> [TASK STATEMENT]: Below is a listing to transcribe in full and exactly; keep the pictures out.

[Collected data entries]
::::

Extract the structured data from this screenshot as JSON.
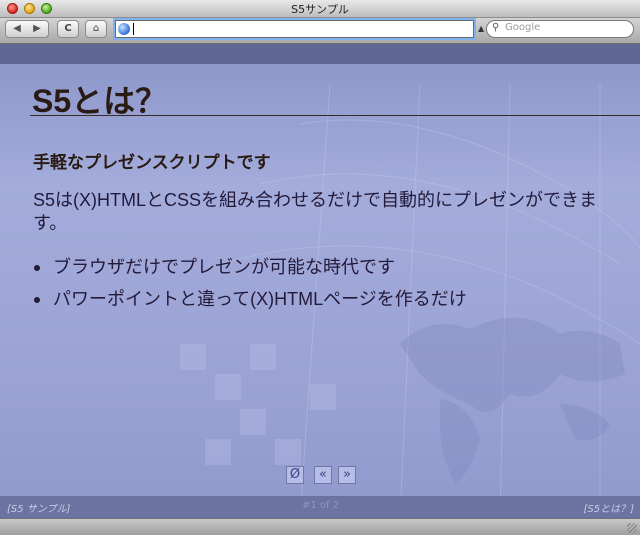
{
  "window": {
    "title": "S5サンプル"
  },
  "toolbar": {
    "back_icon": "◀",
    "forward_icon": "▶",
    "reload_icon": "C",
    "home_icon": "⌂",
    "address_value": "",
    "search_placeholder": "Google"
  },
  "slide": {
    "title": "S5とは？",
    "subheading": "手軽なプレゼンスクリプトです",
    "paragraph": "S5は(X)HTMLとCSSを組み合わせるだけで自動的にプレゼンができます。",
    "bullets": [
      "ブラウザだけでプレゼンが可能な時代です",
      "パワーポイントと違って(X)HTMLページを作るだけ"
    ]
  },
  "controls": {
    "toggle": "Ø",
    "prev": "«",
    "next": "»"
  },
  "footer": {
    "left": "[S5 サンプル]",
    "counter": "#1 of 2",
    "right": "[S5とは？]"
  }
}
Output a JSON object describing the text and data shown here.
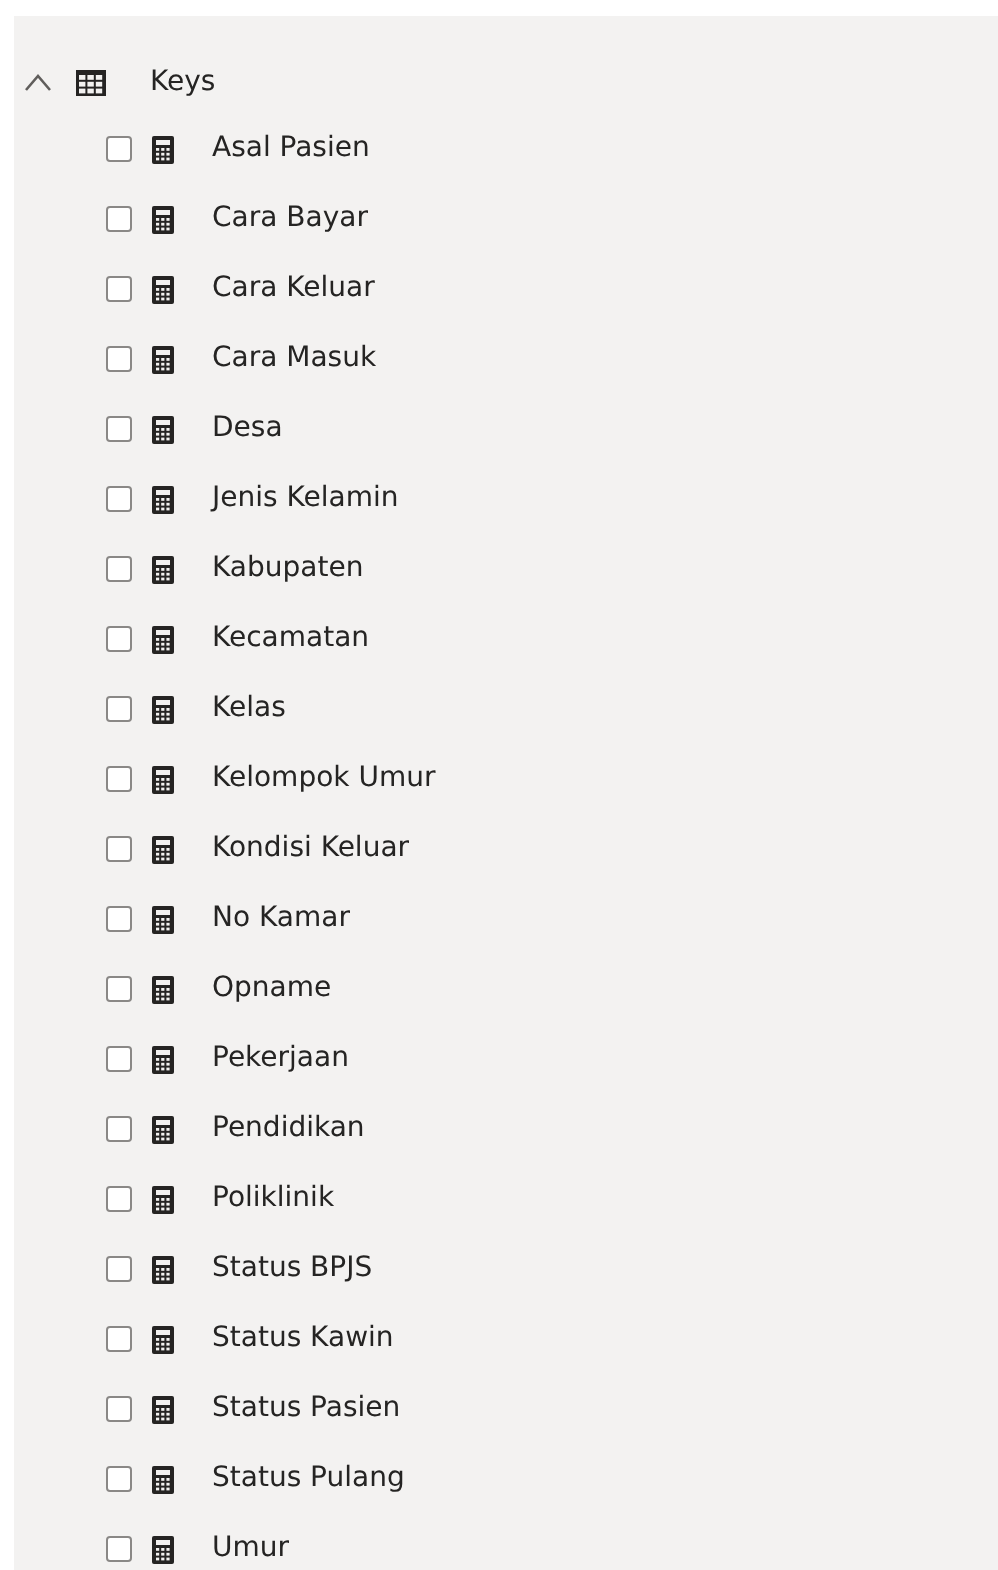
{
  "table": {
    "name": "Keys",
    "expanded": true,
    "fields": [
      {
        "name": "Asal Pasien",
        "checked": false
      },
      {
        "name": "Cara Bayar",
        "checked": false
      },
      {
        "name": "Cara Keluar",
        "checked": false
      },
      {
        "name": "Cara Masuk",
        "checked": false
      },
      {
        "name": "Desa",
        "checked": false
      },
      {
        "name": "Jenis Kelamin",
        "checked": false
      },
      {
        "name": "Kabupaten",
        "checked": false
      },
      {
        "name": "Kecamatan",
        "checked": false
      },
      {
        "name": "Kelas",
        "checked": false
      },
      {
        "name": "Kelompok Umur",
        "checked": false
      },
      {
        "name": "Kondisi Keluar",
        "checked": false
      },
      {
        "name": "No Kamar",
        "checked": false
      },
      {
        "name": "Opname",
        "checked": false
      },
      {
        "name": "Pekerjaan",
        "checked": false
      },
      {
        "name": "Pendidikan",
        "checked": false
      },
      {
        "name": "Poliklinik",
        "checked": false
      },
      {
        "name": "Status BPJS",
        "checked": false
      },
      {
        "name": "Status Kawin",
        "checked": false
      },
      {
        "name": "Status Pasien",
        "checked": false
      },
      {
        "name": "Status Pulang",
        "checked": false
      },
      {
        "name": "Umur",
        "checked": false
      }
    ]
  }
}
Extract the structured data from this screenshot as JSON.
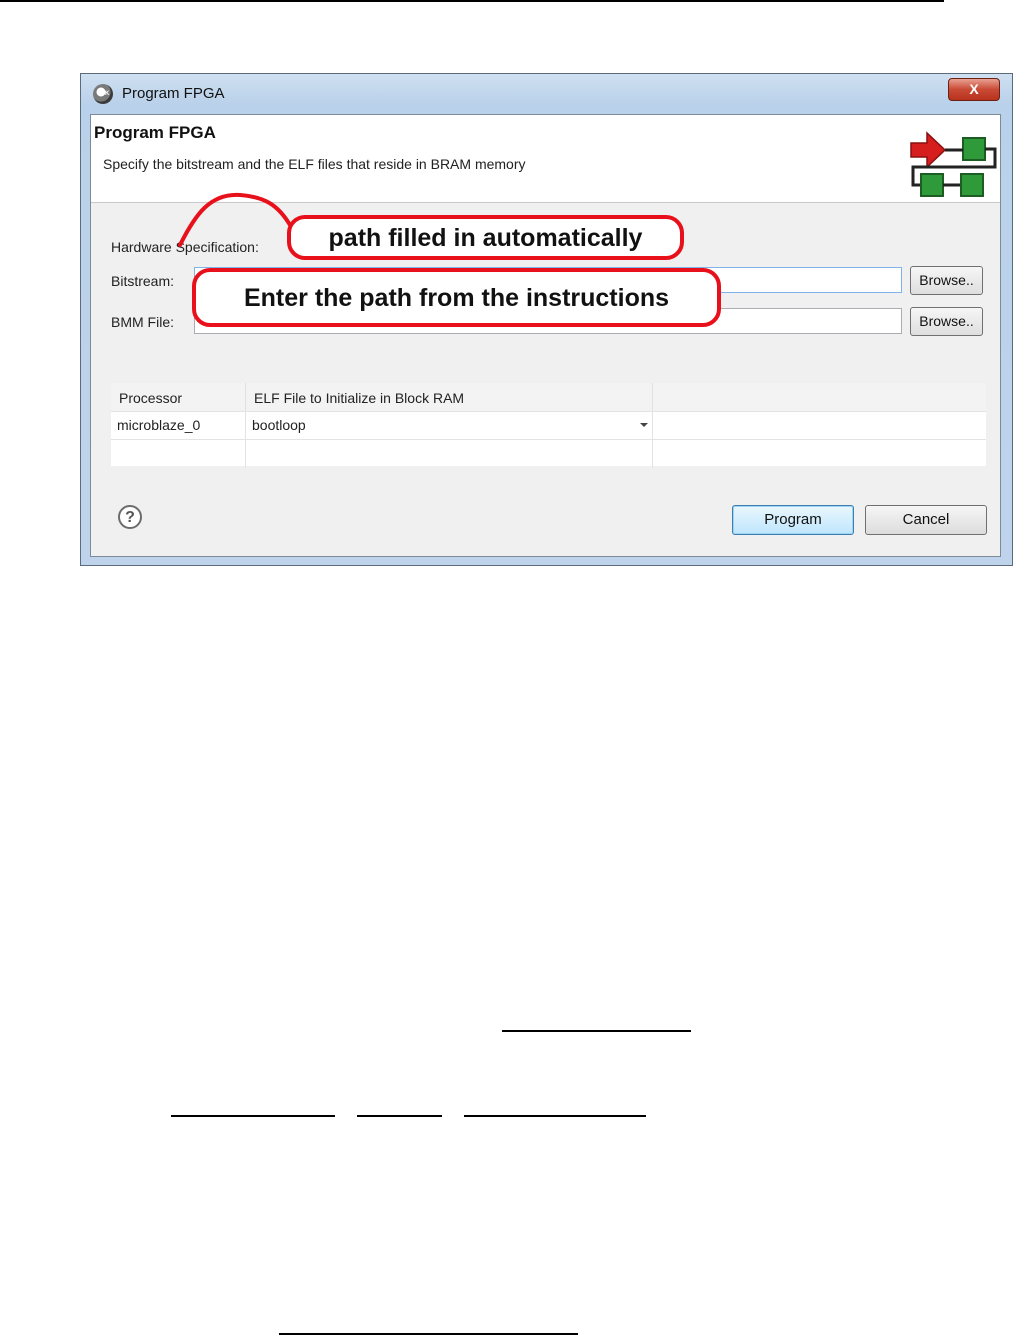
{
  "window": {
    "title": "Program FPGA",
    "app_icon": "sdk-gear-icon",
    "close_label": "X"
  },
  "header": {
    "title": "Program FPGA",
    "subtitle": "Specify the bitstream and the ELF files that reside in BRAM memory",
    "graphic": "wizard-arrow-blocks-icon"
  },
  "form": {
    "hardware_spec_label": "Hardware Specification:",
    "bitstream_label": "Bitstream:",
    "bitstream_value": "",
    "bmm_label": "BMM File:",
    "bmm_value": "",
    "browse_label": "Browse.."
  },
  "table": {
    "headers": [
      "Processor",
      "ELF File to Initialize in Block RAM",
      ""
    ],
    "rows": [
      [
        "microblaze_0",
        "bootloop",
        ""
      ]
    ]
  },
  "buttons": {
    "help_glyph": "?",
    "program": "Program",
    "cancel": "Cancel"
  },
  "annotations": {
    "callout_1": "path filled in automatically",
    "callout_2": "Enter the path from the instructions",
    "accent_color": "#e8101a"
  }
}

::::

> [OUTPUT OF THE EXERCISE]:
Extract the structured data from this screenshot as JSON.
{
  "window": {
    "title": "S5サンプル"
  },
  "toolbar": {
    "back_icon": "◀",
    "forward_icon": "▶",
    "reload_icon": "C",
    "home_icon": "⌂",
    "address_value": "",
    "search_placeholder": "Google"
  },
  "slide": {
    "title": "S5とは？",
    "subheading": "手軽なプレゼンスクリプトです",
    "paragraph": "S5は(X)HTMLとCSSを組み合わせるだけで自動的にプレゼンができます。",
    "bullets": [
      "ブラウザだけでプレゼンが可能な時代です",
      "パワーポイントと違って(X)HTMLページを作るだけ"
    ]
  },
  "controls": {
    "toggle": "Ø",
    "prev": "«",
    "next": "»"
  },
  "footer": {
    "left": "[S5 サンプル]",
    "counter": "#1 of 2",
    "right": "[S5とは？]"
  }
}
Output a JSON object describing the text and data shown here.
{
  "table": {
    "name": "Keys",
    "expanded": true,
    "fields": [
      {
        "name": "Asal Pasien",
        "checked": false
      },
      {
        "name": "Cara Bayar",
        "checked": false
      },
      {
        "name": "Cara Keluar",
        "checked": false
      },
      {
        "name": "Cara Masuk",
        "checked": false
      },
      {
        "name": "Desa",
        "checked": false
      },
      {
        "name": "Jenis Kelamin",
        "checked": false
      },
      {
        "name": "Kabupaten",
        "checked": false
      },
      {
        "name": "Kecamatan",
        "checked": false
      },
      {
        "name": "Kelas",
        "checked": false
      },
      {
        "name": "Kelompok Umur",
        "checked": false
      },
      {
        "name": "Kondisi Keluar",
        "checked": false
      },
      {
        "name": "No Kamar",
        "checked": false
      },
      {
        "name": "Opname",
        "checked": false
      },
      {
        "name": "Pekerjaan",
        "checked": false
      },
      {
        "name": "Pendidikan",
        "checked": false
      },
      {
        "name": "Poliklinik",
        "checked": false
      },
      {
        "name": "Status BPJS",
        "checked": false
      },
      {
        "name": "Status Kawin",
        "checked": false
      },
      {
        "name": "Status Pasien",
        "checked": false
      },
      {
        "name": "Status Pulang",
        "checked": false
      },
      {
        "name": "Umur",
        "checked": false
      }
    ]
  }
}
Extract the structured data from this screenshot as JSON.
{
  "window": {
    "title": "Program FPGA",
    "app_icon": "sdk-gear-icon",
    "close_label": "X"
  },
  "header": {
    "title": "Program FPGA",
    "subtitle": "Specify the bitstream and the ELF files that reside in BRAM memory",
    "graphic": "wizard-arrow-blocks-icon"
  },
  "form": {
    "hardware_spec_label": "Hardware Specification:",
    "bitstream_label": "Bitstream:",
    "bitstream_value": "",
    "bmm_label": "BMM File:",
    "bmm_value": "",
    "browse_label": "Browse.."
  },
  "table": {
    "headers": [
      "Processor",
      "ELF File to Initialize in Block RAM",
      ""
    ],
    "rows": [
      [
        "microblaze_0",
        "bootloop",
        ""
      ]
    ]
  },
  "buttons": {
    "help_glyph": "?",
    "program": "Program",
    "cancel": "Cancel"
  },
  "annotations": {
    "callout_1": "path filled in automatically",
    "callout_2": "Enter the path from the instructions",
    "accent_color": "#e8101a"
  }
}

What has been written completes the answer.